Supplied entries:
++++++++

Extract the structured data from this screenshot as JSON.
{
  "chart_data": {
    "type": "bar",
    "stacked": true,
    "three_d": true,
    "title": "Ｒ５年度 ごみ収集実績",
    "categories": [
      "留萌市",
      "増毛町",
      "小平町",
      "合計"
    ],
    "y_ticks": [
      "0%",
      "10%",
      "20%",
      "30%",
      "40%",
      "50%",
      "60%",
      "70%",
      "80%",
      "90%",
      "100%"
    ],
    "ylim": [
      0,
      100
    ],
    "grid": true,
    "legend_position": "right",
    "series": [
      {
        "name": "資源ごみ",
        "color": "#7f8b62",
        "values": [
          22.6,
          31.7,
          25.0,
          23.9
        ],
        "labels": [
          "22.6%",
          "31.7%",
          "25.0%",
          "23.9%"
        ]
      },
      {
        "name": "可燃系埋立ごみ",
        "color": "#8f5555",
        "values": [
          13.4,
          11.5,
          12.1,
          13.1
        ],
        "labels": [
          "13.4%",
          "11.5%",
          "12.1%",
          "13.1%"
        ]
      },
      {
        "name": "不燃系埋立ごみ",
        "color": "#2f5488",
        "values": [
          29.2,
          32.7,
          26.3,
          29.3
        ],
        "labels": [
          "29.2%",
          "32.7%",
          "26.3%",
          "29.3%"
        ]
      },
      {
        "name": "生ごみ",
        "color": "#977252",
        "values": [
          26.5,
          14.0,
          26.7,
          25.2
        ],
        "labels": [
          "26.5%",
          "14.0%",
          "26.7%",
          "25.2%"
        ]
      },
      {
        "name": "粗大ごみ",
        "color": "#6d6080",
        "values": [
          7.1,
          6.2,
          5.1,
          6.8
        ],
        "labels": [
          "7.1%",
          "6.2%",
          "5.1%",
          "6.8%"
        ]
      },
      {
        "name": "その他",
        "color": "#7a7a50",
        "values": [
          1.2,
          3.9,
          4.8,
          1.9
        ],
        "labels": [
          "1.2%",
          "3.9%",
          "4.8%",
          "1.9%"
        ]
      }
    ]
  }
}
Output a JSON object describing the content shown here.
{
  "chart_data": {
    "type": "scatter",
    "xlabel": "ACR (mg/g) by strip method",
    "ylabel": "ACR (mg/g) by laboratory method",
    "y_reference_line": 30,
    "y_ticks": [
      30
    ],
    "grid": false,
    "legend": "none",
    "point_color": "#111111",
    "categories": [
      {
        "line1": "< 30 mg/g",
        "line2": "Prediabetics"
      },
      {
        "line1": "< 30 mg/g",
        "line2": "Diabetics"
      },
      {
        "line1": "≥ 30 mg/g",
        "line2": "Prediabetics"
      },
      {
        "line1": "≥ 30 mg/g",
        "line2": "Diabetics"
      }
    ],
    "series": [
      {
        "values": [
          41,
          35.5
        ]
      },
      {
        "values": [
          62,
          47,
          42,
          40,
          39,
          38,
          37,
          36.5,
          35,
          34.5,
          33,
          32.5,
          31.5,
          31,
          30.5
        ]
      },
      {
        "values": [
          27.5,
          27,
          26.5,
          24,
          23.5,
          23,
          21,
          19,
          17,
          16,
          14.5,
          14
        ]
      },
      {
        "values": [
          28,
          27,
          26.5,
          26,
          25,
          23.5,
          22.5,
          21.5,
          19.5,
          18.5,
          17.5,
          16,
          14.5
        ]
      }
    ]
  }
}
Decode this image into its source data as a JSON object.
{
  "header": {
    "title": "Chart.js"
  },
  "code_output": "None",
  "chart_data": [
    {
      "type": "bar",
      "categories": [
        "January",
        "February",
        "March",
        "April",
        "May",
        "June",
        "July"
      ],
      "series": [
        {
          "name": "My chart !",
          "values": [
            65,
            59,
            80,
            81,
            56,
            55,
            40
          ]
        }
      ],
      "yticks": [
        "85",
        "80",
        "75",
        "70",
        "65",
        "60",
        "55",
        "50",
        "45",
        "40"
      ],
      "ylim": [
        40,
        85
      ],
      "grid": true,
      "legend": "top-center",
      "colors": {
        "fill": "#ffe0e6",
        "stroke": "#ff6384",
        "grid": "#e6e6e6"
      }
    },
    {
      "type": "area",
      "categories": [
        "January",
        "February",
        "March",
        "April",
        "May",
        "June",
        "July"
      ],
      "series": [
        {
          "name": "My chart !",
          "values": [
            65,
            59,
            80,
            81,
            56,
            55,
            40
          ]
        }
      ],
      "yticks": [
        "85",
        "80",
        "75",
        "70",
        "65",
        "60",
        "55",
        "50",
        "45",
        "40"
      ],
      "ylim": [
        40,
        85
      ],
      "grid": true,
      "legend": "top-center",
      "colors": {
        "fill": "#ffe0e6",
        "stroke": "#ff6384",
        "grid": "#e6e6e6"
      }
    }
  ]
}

++++++++

Goal: Please return the data above exactly as given.

Solution to the exercise:
Extract the structured data from this screenshot as JSON.
{
  "chart_data": {
    "type": "bar",
    "stacked": true,
    "three_d": true,
    "title": "Ｒ５年度 ごみ収集実績",
    "categories": [
      "留萌市",
      "増毛町",
      "小平町",
      "合計"
    ],
    "y_ticks": [
      "0%",
      "10%",
      "20%",
      "30%",
      "40%",
      "50%",
      "60%",
      "70%",
      "80%",
      "90%",
      "100%"
    ],
    "ylim": [
      0,
      100
    ],
    "grid": true,
    "legend_position": "right",
    "series": [
      {
        "name": "資源ごみ",
        "color": "#7f8b62",
        "values": [
          22.6,
          31.7,
          25.0,
          23.9
        ],
        "labels": [
          "22.6%",
          "31.7%",
          "25.0%",
          "23.9%"
        ]
      },
      {
        "name": "可燃系埋立ごみ",
        "color": "#8f5555",
        "values": [
          13.4,
          11.5,
          12.1,
          13.1
        ],
        "labels": [
          "13.4%",
          "11.5%",
          "12.1%",
          "13.1%"
        ]
      },
      {
        "name": "不燃系埋立ごみ",
        "color": "#2f5488",
        "values": [
          29.2,
          32.7,
          26.3,
          29.3
        ],
        "labels": [
          "29.2%",
          "32.7%",
          "26.3%",
          "29.3%"
        ]
      },
      {
        "name": "生ごみ",
        "color": "#977252",
        "values": [
          26.5,
          14.0,
          26.7,
          25.2
        ],
        "labels": [
          "26.5%",
          "14.0%",
          "26.7%",
          "25.2%"
        ]
      },
      {
        "name": "粗大ごみ",
        "color": "#6d6080",
        "values": [
          7.1,
          6.2,
          5.1,
          6.8
        ],
        "labels": [
          "7.1%",
          "6.2%",
          "5.1%",
          "6.8%"
        ]
      },
      {
        "name": "その他",
        "color": "#7a7a50",
        "values": [
          1.2,
          3.9,
          4.8,
          1.9
        ],
        "labels": [
          "1.2%",
          "3.9%",
          "4.8%",
          "1.9%"
        ]
      }
    ]
  }
}
Output a JSON object describing the content shown here.
{
  "chart_data": {
    "type": "scatter",
    "xlabel": "ACR (mg/g) by strip method",
    "ylabel": "ACR (mg/g) by laboratory method",
    "y_reference_line": 30,
    "y_ticks": [
      30
    ],
    "grid": false,
    "legend": "none",
    "point_color": "#111111",
    "categories": [
      {
        "line1": "< 30 mg/g",
        "line2": "Prediabetics"
      },
      {
        "line1": "< 30 mg/g",
        "line2": "Diabetics"
      },
      {
        "line1": "≥ 30 mg/g",
        "line2": "Prediabetics"
      },
      {
        "line1": "≥ 30 mg/g",
        "line2": "Diabetics"
      }
    ],
    "series": [
      {
        "values": [
          41,
          35.5
        ]
      },
      {
        "values": [
          62,
          47,
          42,
          40,
          39,
          38,
          37,
          36.5,
          35,
          34.5,
          33,
          32.5,
          31.5,
          31,
          30.5
        ]
      },
      {
        "values": [
          27.5,
          27,
          26.5,
          24,
          23.5,
          23,
          21,
          19,
          17,
          16,
          14.5,
          14
        ]
      },
      {
        "values": [
          28,
          27,
          26.5,
          26,
          25,
          23.5,
          22.5,
          21.5,
          19.5,
          18.5,
          17.5,
          16,
          14.5
        ]
      }
    ]
  }
}
Decode this image into its source data as a JSON object.
{
  "header": {
    "title": "Chart.js"
  },
  "code_output": "None",
  "chart_data": [
    {
      "type": "bar",
      "categories": [
        "January",
        "February",
        "March",
        "April",
        "May",
        "June",
        "July"
      ],
      "series": [
        {
          "name": "My chart !",
          "values": [
            65,
            59,
            80,
            81,
            56,
            55,
            40
          ]
        }
      ],
      "yticks": [
        "85",
        "80",
        "75",
        "70",
        "65",
        "60",
        "55",
        "50",
        "45",
        "40"
      ],
      "ylim": [
        40,
        85
      ],
      "grid": true,
      "legend": "top-center",
      "colors": {
        "fill": "#ffe0e6",
        "stroke": "#ff6384",
        "grid": "#e6e6e6"
      }
    },
    {
      "type": "area",
      "categories": [
        "January",
        "February",
        "March",
        "April",
        "May",
        "June",
        "July"
      ],
      "series": [
        {
          "name": "My chart !",
          "values": [
            65,
            59,
            80,
            81,
            56,
            55,
            40
          ]
        }
      ],
      "yticks": [
        "85",
        "80",
        "75",
        "70",
        "65",
        "60",
        "55",
        "50",
        "45",
        "40"
      ],
      "ylim": [
        40,
        85
      ],
      "grid": true,
      "legend": "top-center",
      "colors": {
        "fill": "#ffe0e6",
        "stroke": "#ff6384",
        "grid": "#e6e6e6"
      }
    }
  ]
}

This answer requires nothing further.